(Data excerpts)
----------------------------------------

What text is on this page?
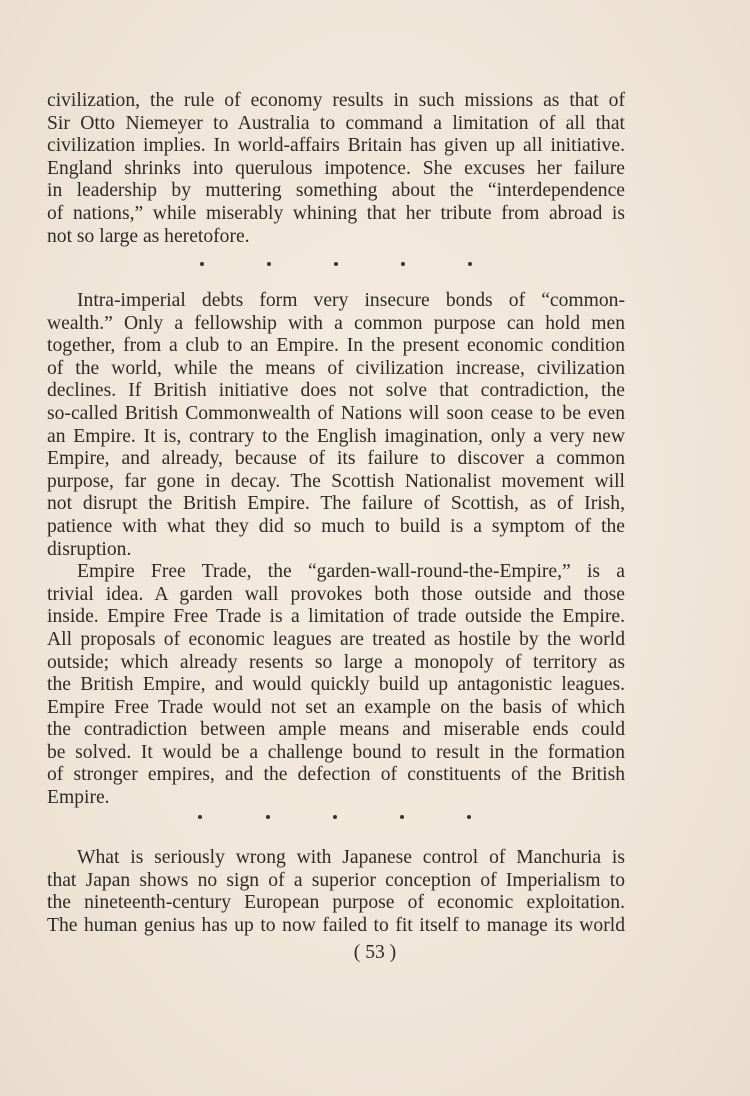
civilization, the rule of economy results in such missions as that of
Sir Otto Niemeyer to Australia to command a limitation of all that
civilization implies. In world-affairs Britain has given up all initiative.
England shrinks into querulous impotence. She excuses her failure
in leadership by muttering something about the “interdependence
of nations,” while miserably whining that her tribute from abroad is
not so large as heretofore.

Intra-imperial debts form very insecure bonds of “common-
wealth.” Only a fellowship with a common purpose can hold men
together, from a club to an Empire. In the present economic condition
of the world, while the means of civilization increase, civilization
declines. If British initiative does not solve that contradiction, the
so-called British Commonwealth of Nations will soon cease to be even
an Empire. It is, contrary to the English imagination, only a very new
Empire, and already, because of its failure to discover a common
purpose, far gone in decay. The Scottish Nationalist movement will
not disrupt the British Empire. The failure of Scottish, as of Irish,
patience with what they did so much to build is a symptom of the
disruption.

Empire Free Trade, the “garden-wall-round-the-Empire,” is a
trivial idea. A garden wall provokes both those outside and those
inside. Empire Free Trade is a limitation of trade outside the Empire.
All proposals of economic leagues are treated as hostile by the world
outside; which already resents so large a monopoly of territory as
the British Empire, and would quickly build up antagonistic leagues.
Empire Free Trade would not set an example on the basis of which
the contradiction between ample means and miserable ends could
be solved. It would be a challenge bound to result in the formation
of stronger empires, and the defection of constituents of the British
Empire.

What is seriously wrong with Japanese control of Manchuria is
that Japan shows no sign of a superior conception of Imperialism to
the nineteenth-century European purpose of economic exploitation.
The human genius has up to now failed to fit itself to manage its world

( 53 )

----------------------------------------

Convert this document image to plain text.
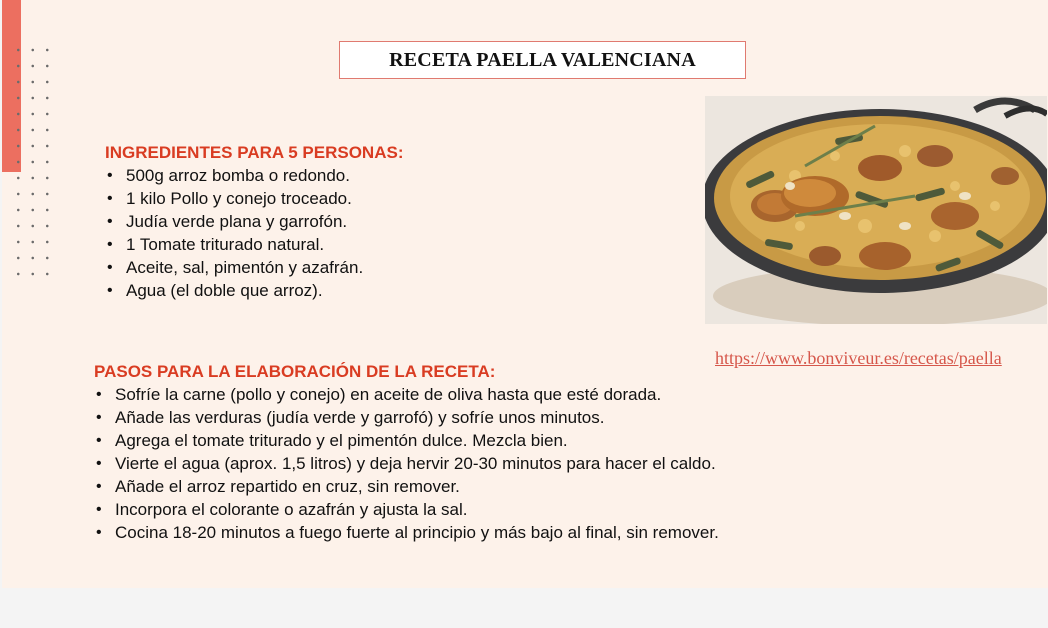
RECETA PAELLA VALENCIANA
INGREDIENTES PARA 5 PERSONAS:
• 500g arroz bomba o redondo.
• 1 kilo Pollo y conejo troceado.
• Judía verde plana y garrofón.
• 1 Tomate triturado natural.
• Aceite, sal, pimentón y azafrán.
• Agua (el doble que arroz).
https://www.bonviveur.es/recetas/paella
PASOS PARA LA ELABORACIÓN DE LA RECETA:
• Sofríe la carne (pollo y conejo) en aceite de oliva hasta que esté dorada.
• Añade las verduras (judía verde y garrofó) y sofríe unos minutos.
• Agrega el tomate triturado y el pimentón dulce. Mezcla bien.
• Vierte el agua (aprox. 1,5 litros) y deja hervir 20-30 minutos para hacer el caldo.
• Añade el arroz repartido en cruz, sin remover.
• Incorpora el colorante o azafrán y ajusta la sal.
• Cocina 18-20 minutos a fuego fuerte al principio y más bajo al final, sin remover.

----------------------------------------

**EXERCISE GOAL**:
How many lines of the listing include the string "which"? Answer with the number alone.

**COMPLETE RESPONSE**:
2